**Task description**. Answer with one number: how many lines have "this".

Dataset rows
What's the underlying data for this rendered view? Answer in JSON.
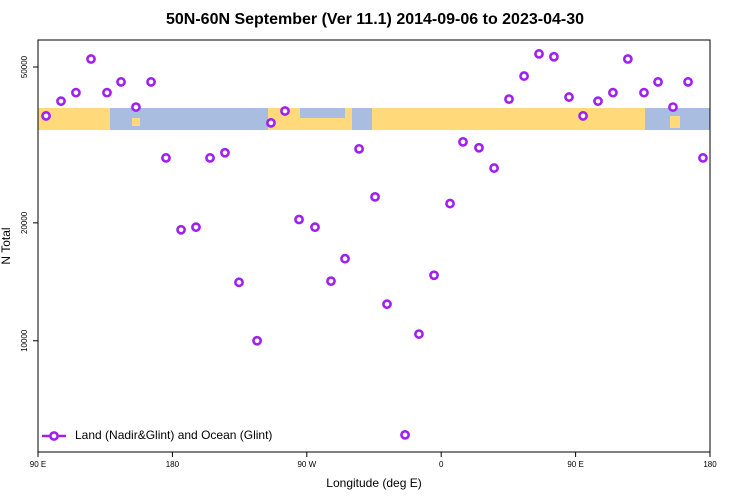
{
  "chart_data": {
    "type": "scatter",
    "title": "50N-60N September (Ver 11.1)   2014-09-06 to 2023-04-30",
    "x_label": "Longitude (deg E)",
    "y_label": "N Total",
    "log_y": true,
    "legend": "bottom-left",
    "xlim": [
      90,
      540
    ],
    "xticks": [
      {
        "value": 90,
        "label": "90 E"
      },
      {
        "value": 180,
        "label": "180"
      },
      {
        "value": 270,
        "label": "90 W"
      },
      {
        "value": 360,
        "label": "0"
      },
      {
        "value": 450,
        "label": "90 E"
      },
      {
        "value": 540,
        "label": "180"
      }
    ],
    "ylim": [
      5200,
      58600
    ],
    "yticks": [
      10000,
      20000,
      50000
    ],
    "series": [
      {
        "name": "Land (Nadir&Glint) and Ocean (Glint)",
        "color": "#a020f0",
        "x": [
          95.4,
          105.4,
          115.4,
          125.5,
          136.2,
          145.6,
          155.6,
          165.7,
          175.7,
          185.8,
          195.8,
          205.2,
          215.2,
          224.6,
          236.7,
          246.0,
          255.4,
          264.8,
          275.5,
          286.2,
          295.6,
          305.0,
          315.7,
          323.7,
          335.8,
          345.1,
          355.2,
          365.9,
          374.6,
          385.3,
          395.4,
          405.4,
          415.5,
          425.5,
          435.5,
          445.6,
          455.0,
          465.0,
          475.0,
          485.0,
          495.8,
          505.2,
          515.2,
          525.3,
          535.3
        ],
        "values": [
          37500,
          40900,
          43000,
          52400,
          43000,
          45800,
          39500,
          45800,
          29300,
          19200,
          19500,
          29300,
          30200,
          14100,
          10000,
          36000,
          38600,
          20400,
          19500,
          14200,
          16200,
          30900,
          23300,
          12400,
          5750,
          10400,
          14700,
          22400,
          32200,
          31100,
          27600,
          41400,
          47400,
          54000,
          53100,
          41900,
          37500,
          40900,
          43000,
          52400,
          43000,
          45800,
          39500,
          45800,
          29300
        ]
      }
    ]
  }
}
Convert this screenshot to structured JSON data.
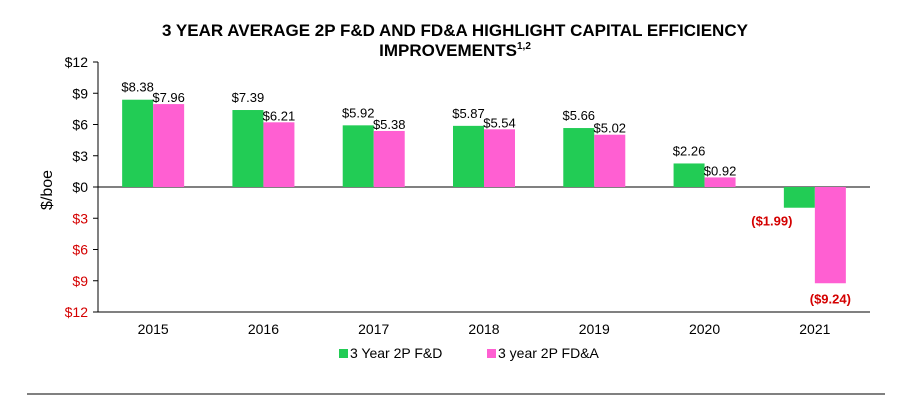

**Worked solution**. 2